* Given request:
Quote every line of the data below as it stands, omitting pictures.

* Records for the exercise:
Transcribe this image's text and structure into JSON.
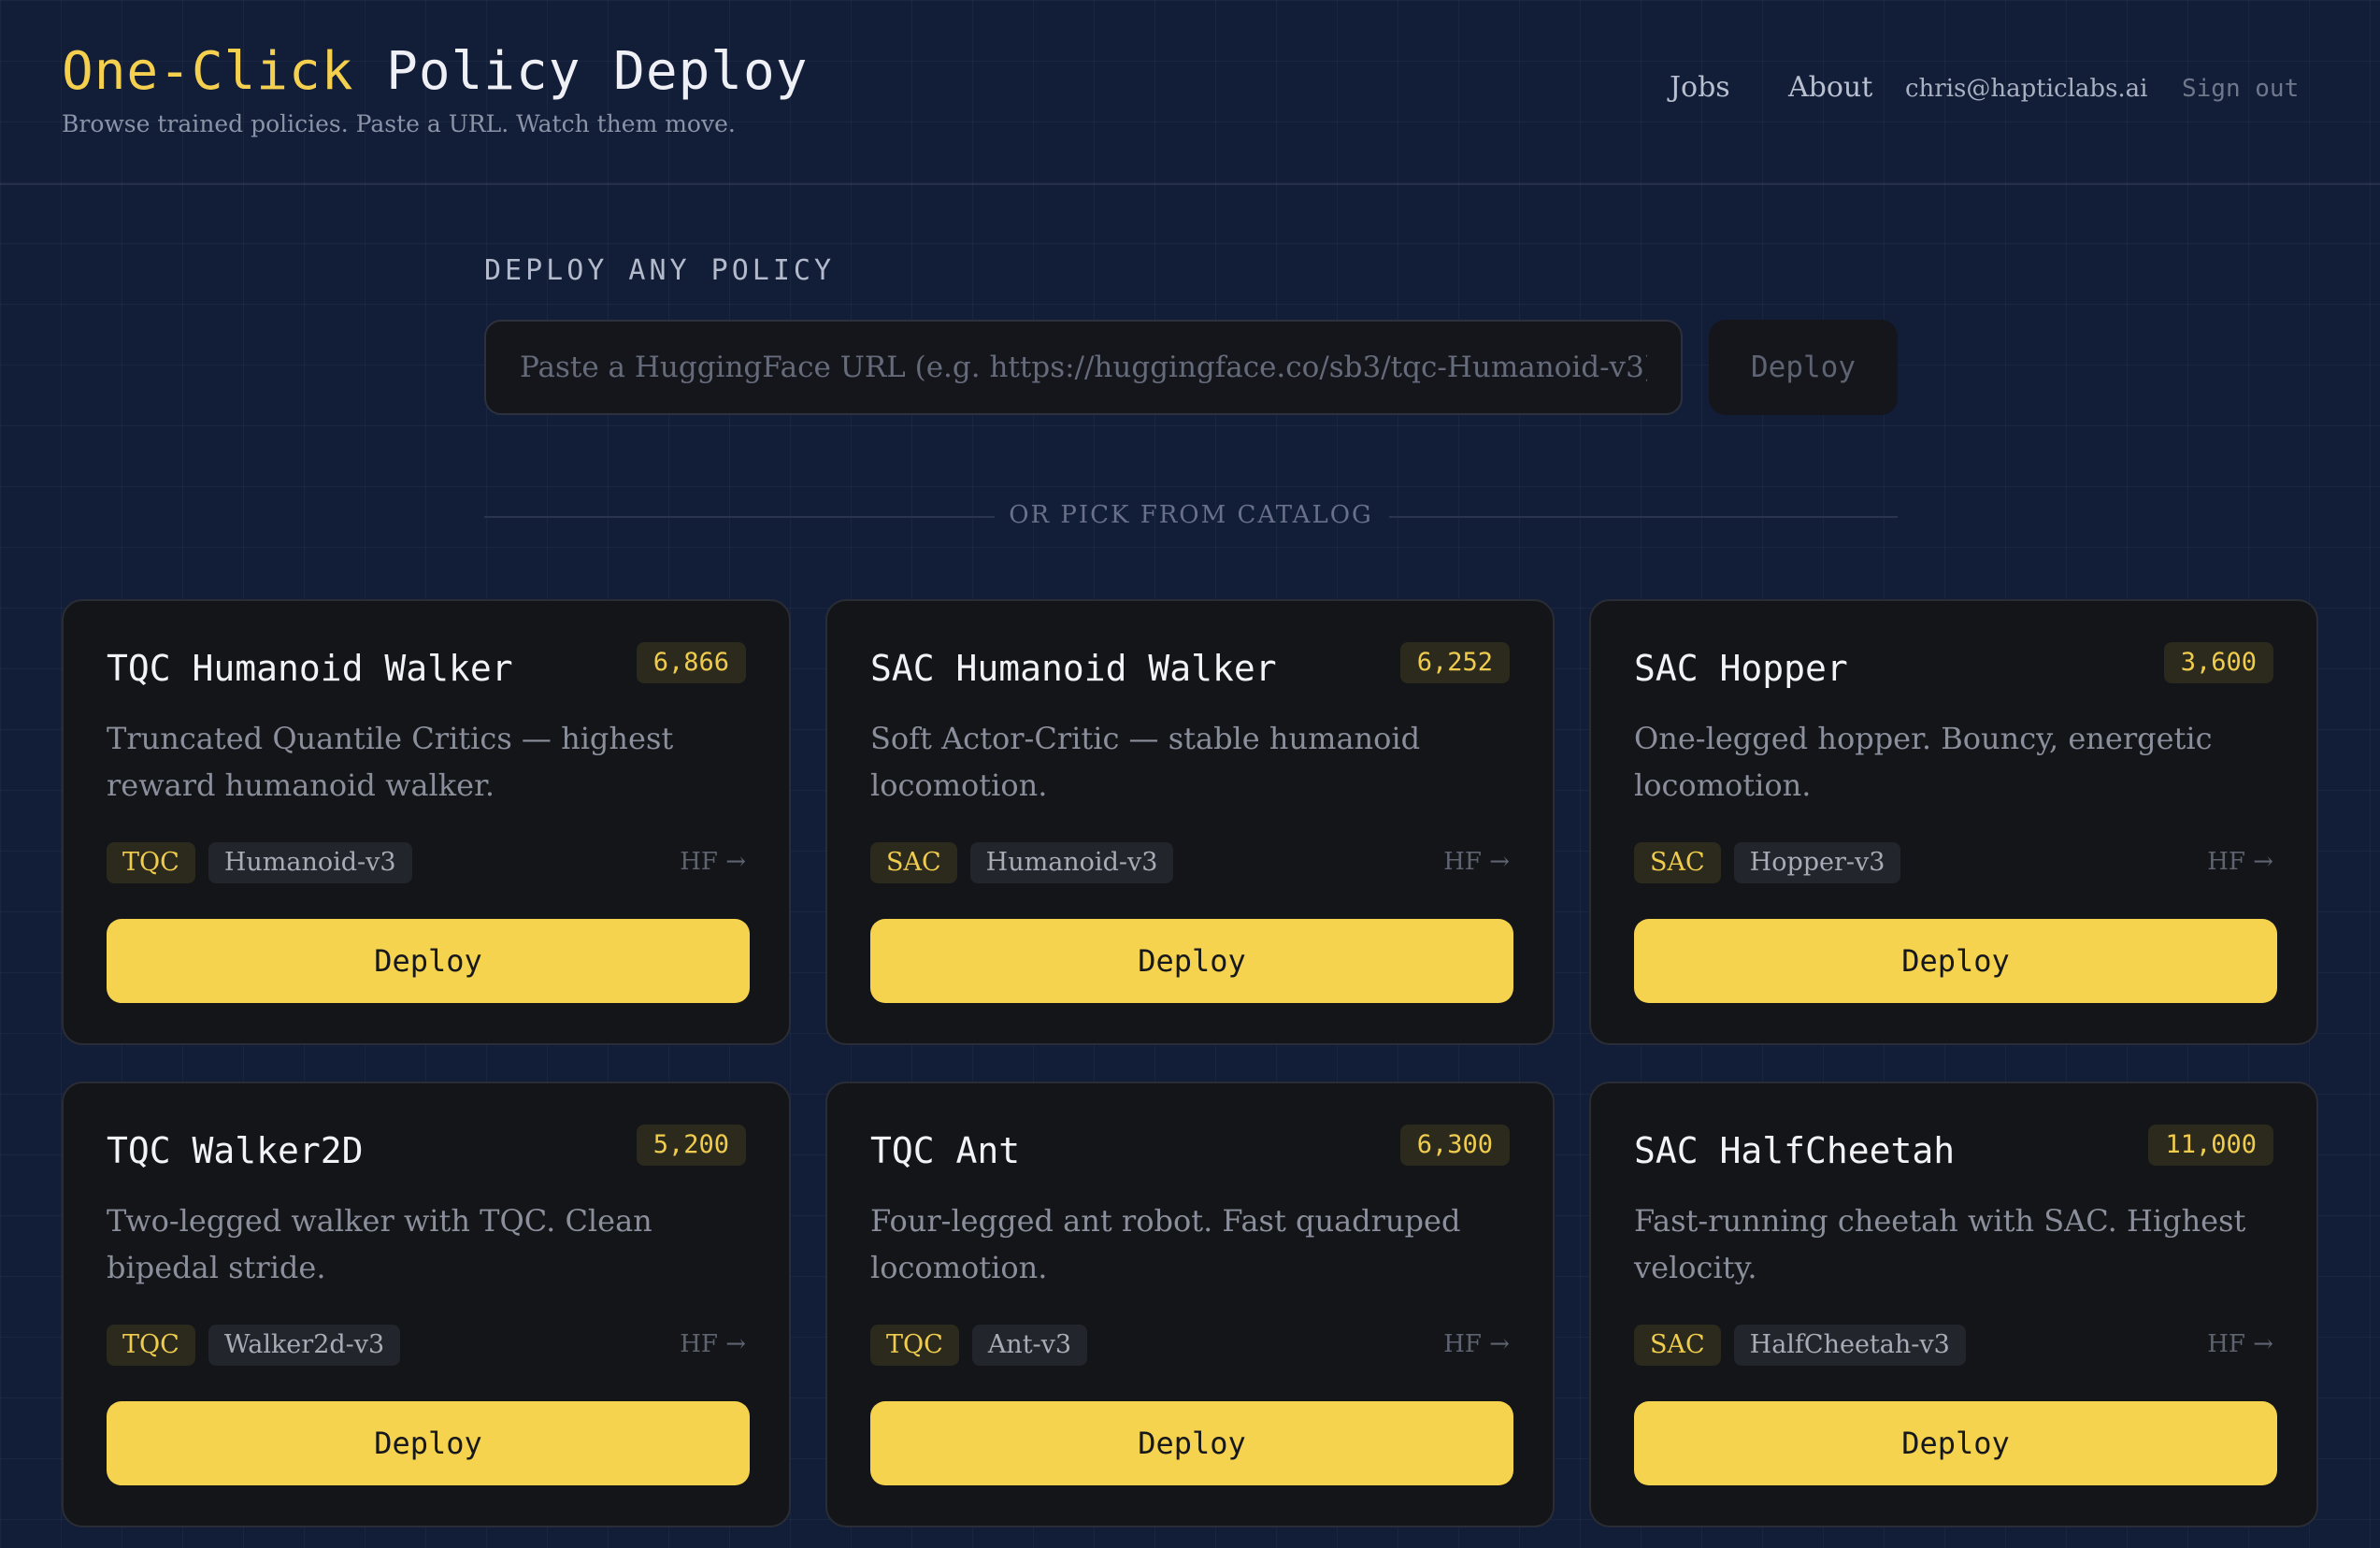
{
  "header": {
    "brand_accent": "One-Click",
    "brand_rest": " Policy Deploy",
    "tagline": "Browse trained policies. Paste a URL. Watch them move.",
    "nav": {
      "jobs": "Jobs",
      "about": "About",
      "email": "chris@hapticlabs.ai",
      "sign_out": "Sign out"
    }
  },
  "deploy_section": {
    "label": "DEPLOY ANY POLICY",
    "input_value": "",
    "input_placeholder": "Paste a HuggingFace URL (e.g. https://huggingface.co/sb3/tqc-Humanoid-v3)",
    "button_label": "Deploy",
    "divider_text": "OR PICK FROM CATALOG"
  },
  "catalog": [
    {
      "title": "TQC Humanoid Walker",
      "score": "6,866",
      "description": "Truncated Quantile Critics — highest reward humanoid walker.",
      "algo": "TQC",
      "env": "Humanoid-v3",
      "hf_link": "HF →",
      "button_label": "Deploy"
    },
    {
      "title": "SAC Humanoid Walker",
      "score": "6,252",
      "description": "Soft Actor-Critic — stable humanoid locomotion.",
      "algo": "SAC",
      "env": "Humanoid-v3",
      "hf_link": "HF →",
      "button_label": "Deploy"
    },
    {
      "title": "SAC Hopper",
      "score": "3,600",
      "description": "One-legged hopper. Bouncy, energetic locomotion.",
      "algo": "SAC",
      "env": "Hopper-v3",
      "hf_link": "HF →",
      "button_label": "Deploy"
    },
    {
      "title": "TQC Walker2D",
      "score": "5,200",
      "description": "Two-legged walker with TQC. Clean bipedal stride.",
      "algo": "TQC",
      "env": "Walker2d-v3",
      "hf_link": "HF →",
      "button_label": "Deploy"
    },
    {
      "title": "TQC Ant",
      "score": "6,300",
      "description": "Four-legged ant robot. Fast quadruped locomotion.",
      "algo": "TQC",
      "env": "Ant-v3",
      "hf_link": "HF →",
      "button_label": "Deploy"
    },
    {
      "title": "SAC HalfCheetah",
      "score": "11,000",
      "description": "Fast-running cheetah with SAC. Highest velocity.",
      "algo": "SAC",
      "env": "HalfCheetah-v3",
      "hf_link": "HF →",
      "button_label": "Deploy"
    }
  ],
  "colors": {
    "background": "#121d38",
    "accent": "#f6d34e",
    "card_background": "#131518"
  }
}
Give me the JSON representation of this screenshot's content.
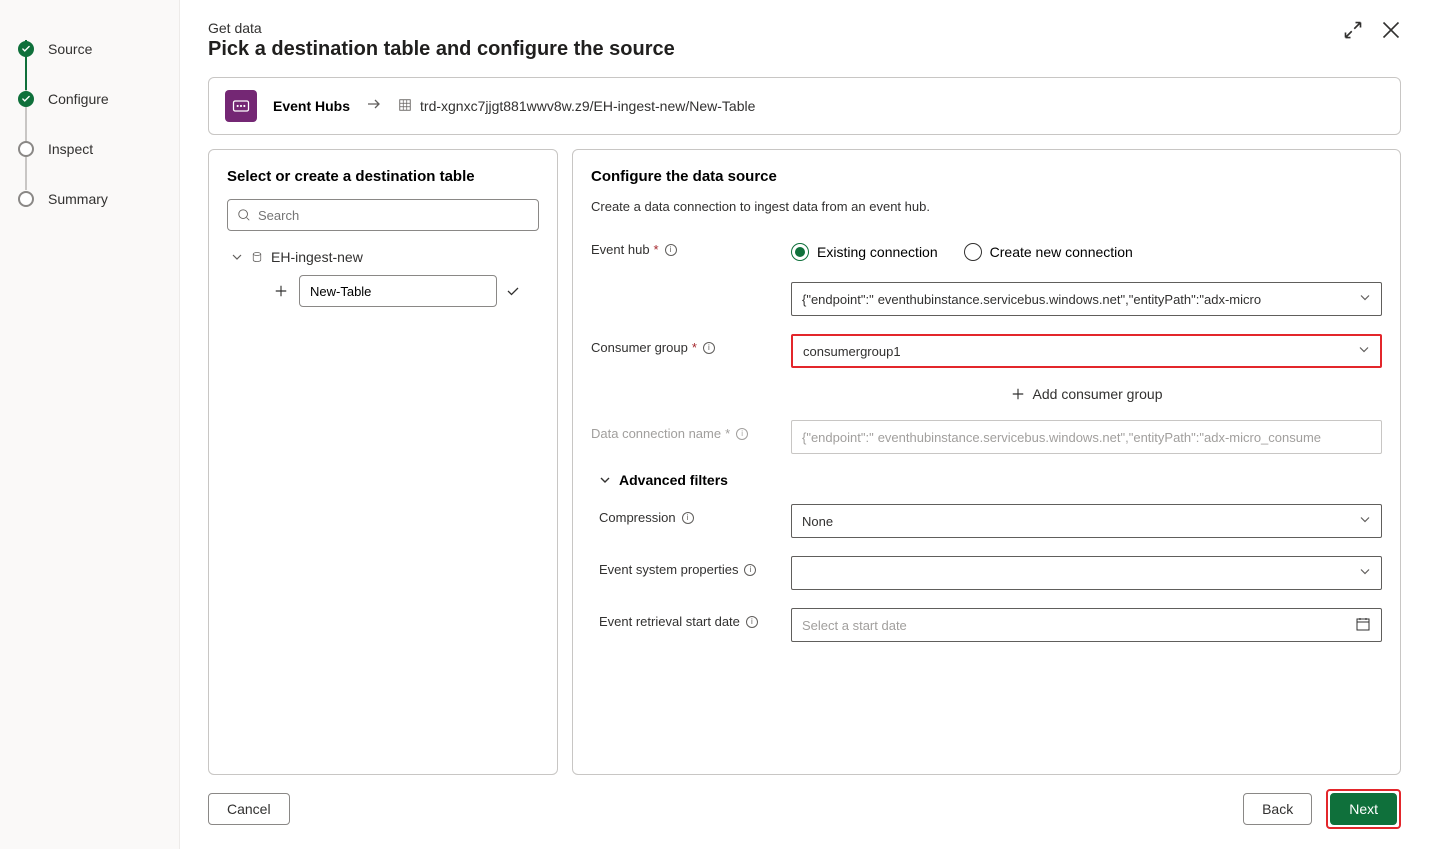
{
  "stepper": {
    "source": "Source",
    "configure": "Configure",
    "inspect": "Inspect",
    "summary": "Summary"
  },
  "header": {
    "pretitle": "Get data",
    "title": "Pick a destination table and configure the source"
  },
  "breadcrumb": {
    "source_label": "Event Hubs",
    "path": "trd-xgnxc7jjgt881wwv8w.z9/EH-ingest-new/New-Table"
  },
  "left_panel": {
    "title": "Select or create a destination table",
    "search_placeholder": "Search",
    "db_name": "EH-ingest-new",
    "new_table": "New-Table"
  },
  "right_panel": {
    "title": "Configure the data source",
    "subtitle": "Create a data connection to ingest data from an event hub.",
    "event_hub_label": "Event hub",
    "existing_connection": "Existing connection",
    "create_new_connection": "Create new connection",
    "connection_prefix": "{\"endpoint\":\"",
    "connection_rest": "eventhubinstance.servicebus.windows.net\",\"entityPath\":\"adx-micro",
    "consumer_group_label": "Consumer group",
    "consumer_group_value": "consumergroup1",
    "add_consumer_group": "Add consumer group",
    "data_conn_label": "Data connection name",
    "data_conn_prefix": "{\"endpoint\":\"",
    "data_conn_rest": "eventhubinstance.servicebus.windows.net\",\"entityPath\":\"adx-micro_consume",
    "advanced_filters": "Advanced filters",
    "compression_label": "Compression",
    "compression_value": "None",
    "event_sys_label": "Event system properties",
    "event_sys_value": "",
    "start_date_label": "Event retrieval start date",
    "start_date_placeholder": "Select a start date"
  },
  "footer": {
    "cancel": "Cancel",
    "back": "Back",
    "next": "Next"
  }
}
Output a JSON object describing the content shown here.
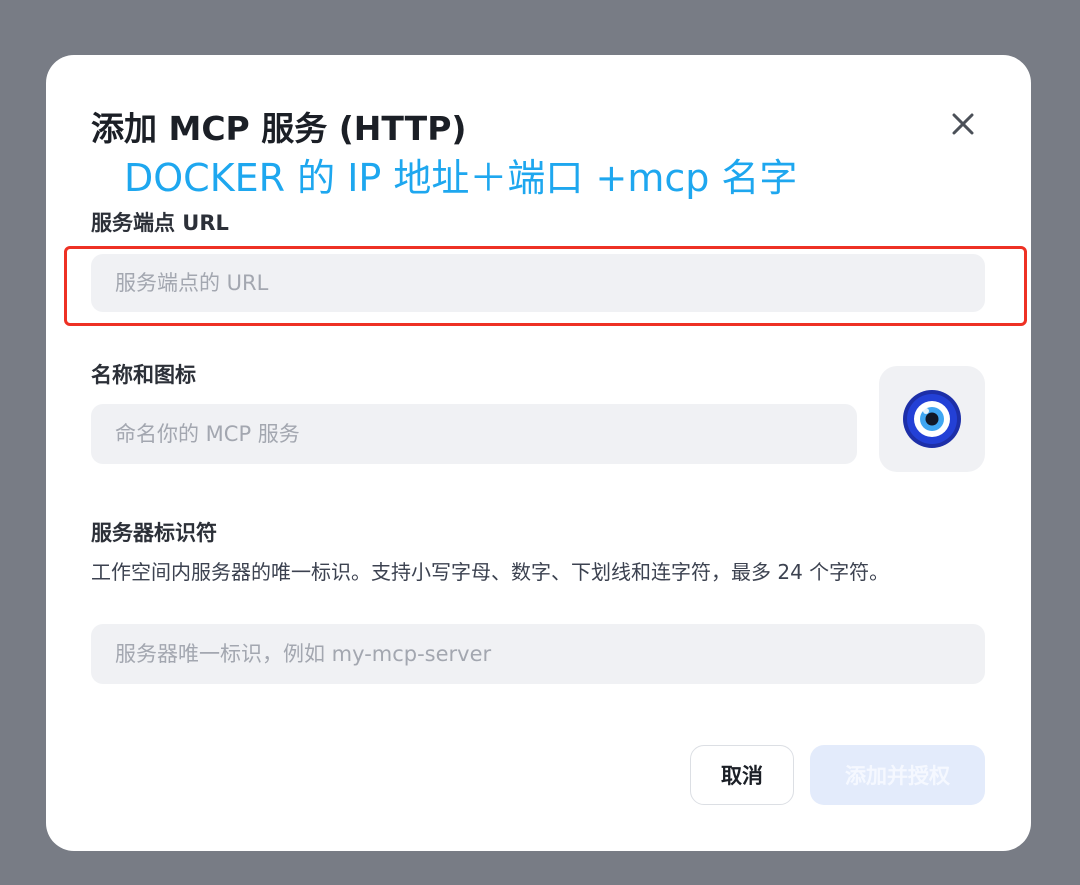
{
  "dialog": {
    "title": "添加 MCP 服务 (HTTP)",
    "annotation": "DOCKER 的 IP 地址＋端口 +mcp 名字"
  },
  "endpoint": {
    "label": "服务端点 URL",
    "placeholder": "服务端点的 URL",
    "value": ""
  },
  "name_icon": {
    "label": "名称和图标",
    "placeholder": "命名你的 MCP 服务",
    "value": "",
    "icon": "nazar-eye-icon"
  },
  "identifier": {
    "label": "服务器标识符",
    "description": "工作空间内服务器的唯一标识。支持小写字母、数字、下划线和连字符，最多 24 个字符。",
    "placeholder": "服务器唯一标识，例如 my-mcp-server",
    "value": ""
  },
  "actions": {
    "cancel_label": "取消",
    "submit_label": "添加并授权"
  },
  "colors": {
    "backdrop": "#787c85",
    "annotation": "#1ea7ef",
    "highlight_border": "#ee3124",
    "submit_disabled_bg": "#e3ebfb"
  }
}
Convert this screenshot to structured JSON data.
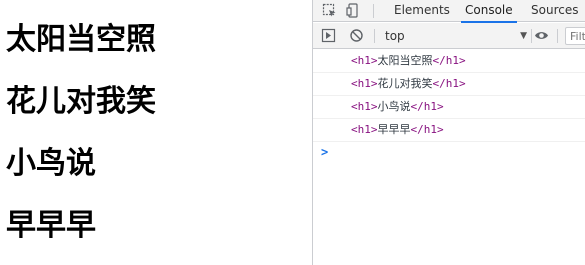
{
  "page": {
    "headings": [
      "太阳当空照",
      "花儿对我笑",
      "小鸟说",
      "早早早"
    ]
  },
  "devtools": {
    "tabs": [
      "Elements",
      "Console",
      "Sources"
    ],
    "active_tab": "Console",
    "toolbar": {
      "context": "top",
      "filter_placeholder": "Filt"
    },
    "console": {
      "logs": [
        {
          "open_tag": "<h1>",
          "text": "太阳当空照",
          "close_tag": "</h1>"
        },
        {
          "open_tag": "<h1>",
          "text": "花儿对我笑",
          "close_tag": "</h1>"
        },
        {
          "open_tag": "<h1>",
          "text": "小鸟说",
          "close_tag": "</h1>"
        },
        {
          "open_tag": "<h1>",
          "text": "早早早",
          "close_tag": "</h1>"
        }
      ],
      "prompt_symbol": ">"
    },
    "colors": {
      "accent": "#1a73e8",
      "tag": "#881280",
      "toolbar_bg": "#f3f3f3",
      "border": "#cbcdd1"
    }
  }
}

* Task output:
Transcribe this image's text and structure into JSON.
{
  "header": {
    "brand_accent": "One-Click",
    "brand_rest": " Policy Deploy",
    "tagline": "Browse trained policies. Paste a URL. Watch them move.",
    "nav": {
      "jobs": "Jobs",
      "about": "About",
      "email": "chris@hapticlabs.ai",
      "sign_out": "Sign out"
    }
  },
  "deploy_section": {
    "label": "DEPLOY ANY POLICY",
    "input_value": "",
    "input_placeholder": "Paste a HuggingFace URL (e.g. https://huggingface.co/sb3/tqc-Humanoid-v3)",
    "button_label": "Deploy",
    "divider_text": "OR PICK FROM CATALOG"
  },
  "catalog": [
    {
      "title": "TQC Humanoid Walker",
      "score": "6,866",
      "description": "Truncated Quantile Critics — highest reward humanoid walker.",
      "algo": "TQC",
      "env": "Humanoid-v3",
      "hf_link": "HF →",
      "button_label": "Deploy"
    },
    {
      "title": "SAC Humanoid Walker",
      "score": "6,252",
      "description": "Soft Actor-Critic — stable humanoid locomotion.",
      "algo": "SAC",
      "env": "Humanoid-v3",
      "hf_link": "HF →",
      "button_label": "Deploy"
    },
    {
      "title": "SAC Hopper",
      "score": "3,600",
      "description": "One-legged hopper. Bouncy, energetic locomotion.",
      "algo": "SAC",
      "env": "Hopper-v3",
      "hf_link": "HF →",
      "button_label": "Deploy"
    },
    {
      "title": "TQC Walker2D",
      "score": "5,200",
      "description": "Two-legged walker with TQC. Clean bipedal stride.",
      "algo": "TQC",
      "env": "Walker2d-v3",
      "hf_link": "HF →",
      "button_label": "Deploy"
    },
    {
      "title": "TQC Ant",
      "score": "6,300",
      "description": "Four-legged ant robot. Fast quadruped locomotion.",
      "algo": "TQC",
      "env": "Ant-v3",
      "hf_link": "HF →",
      "button_label": "Deploy"
    },
    {
      "title": "SAC HalfCheetah",
      "score": "11,000",
      "description": "Fast-running cheetah with SAC. Highest velocity.",
      "algo": "SAC",
      "env": "HalfCheetah-v3",
      "hf_link": "HF →",
      "button_label": "Deploy"
    }
  ],
  "colors": {
    "background": "#121d38",
    "accent": "#f6d34e",
    "card_background": "#131518"
  }
}
Give me the JSON representation of this screenshot's content.
{
  "stepper": {
    "source": "Source",
    "configure": "Configure",
    "inspect": "Inspect",
    "summary": "Summary"
  },
  "header": {
    "pretitle": "Get data",
    "title": "Pick a destination table and configure the source"
  },
  "breadcrumb": {
    "source_label": "Event Hubs",
    "path": "trd-xgnxc7jjgt881wwv8w.z9/EH-ingest-new/New-Table"
  },
  "left_panel": {
    "title": "Select or create a destination table",
    "search_placeholder": "Search",
    "db_name": "EH-ingest-new",
    "new_table": "New-Table"
  },
  "right_panel": {
    "title": "Configure the data source",
    "subtitle": "Create a data connection to ingest data from an event hub.",
    "event_hub_label": "Event hub",
    "existing_connection": "Existing connection",
    "create_new_connection": "Create new connection",
    "connection_prefix": "{\"endpoint\":\"",
    "connection_rest": "eventhubinstance.servicebus.windows.net\",\"entityPath\":\"adx-micro",
    "consumer_group_label": "Consumer group",
    "consumer_group_value": "consumergroup1",
    "add_consumer_group": "Add consumer group",
    "data_conn_label": "Data connection name",
    "data_conn_prefix": "{\"endpoint\":\"",
    "data_conn_rest": "eventhubinstance.servicebus.windows.net\",\"entityPath\":\"adx-micro_consume",
    "advanced_filters": "Advanced filters",
    "compression_label": "Compression",
    "compression_value": "None",
    "event_sys_label": "Event system properties",
    "event_sys_value": "",
    "start_date_label": "Event retrieval start date",
    "start_date_placeholder": "Select a start date"
  },
  "footer": {
    "cancel": "Cancel",
    "back": "Back",
    "next": "Next"
  }
}
Output a JSON object describing the content shown here.
{
  "dialog": {
    "title": "添加 MCP 服务 (HTTP)",
    "annotation": "DOCKER 的 IP 地址＋端口 +mcp 名字"
  },
  "endpoint": {
    "label": "服务端点 URL",
    "placeholder": "服务端点的 URL",
    "value": ""
  },
  "name_icon": {
    "label": "名称和图标",
    "placeholder": "命名你的 MCP 服务",
    "value": "",
    "icon": "nazar-eye-icon"
  },
  "identifier": {
    "label": "服务器标识符",
    "description": "工作空间内服务器的唯一标识。支持小写字母、数字、下划线和连字符，最多 24 个字符。",
    "placeholder": "服务器唯一标识，例如 my-mcp-server",
    "value": ""
  },
  "actions": {
    "cancel_label": "取消",
    "submit_label": "添加并授权"
  },
  "colors": {
    "backdrop": "#787c85",
    "annotation": "#1ea7ef",
    "highlight_border": "#ee3124",
    "submit_disabled_bg": "#e3ebfb"
  }
}
Convert this screenshot to structured JSON data.
{
  "page": {
    "headings": [
      "太阳当空照",
      "花儿对我笑",
      "小鸟说",
      "早早早"
    ]
  },
  "devtools": {
    "tabs": [
      "Elements",
      "Console",
      "Sources"
    ],
    "active_tab": "Console",
    "toolbar": {
      "context": "top",
      "filter_placeholder": "Filt"
    },
    "console": {
      "logs": [
        {
          "open_tag": "<h1>",
          "text": "太阳当空照",
          "close_tag": "</h1>"
        },
        {
          "open_tag": "<h1>",
          "text": "花儿对我笑",
          "close_tag": "</h1>"
        },
        {
          "open_tag": "<h1>",
          "text": "小鸟说",
          "close_tag": "</h1>"
        },
        {
          "open_tag": "<h1>",
          "text": "早早早",
          "close_tag": "</h1>"
        }
      ],
      "prompt_symbol": ">"
    },
    "colors": {
      "accent": "#1a73e8",
      "tag": "#881280",
      "toolbar_bg": "#f3f3f3",
      "border": "#cbcdd1"
    }
  }
}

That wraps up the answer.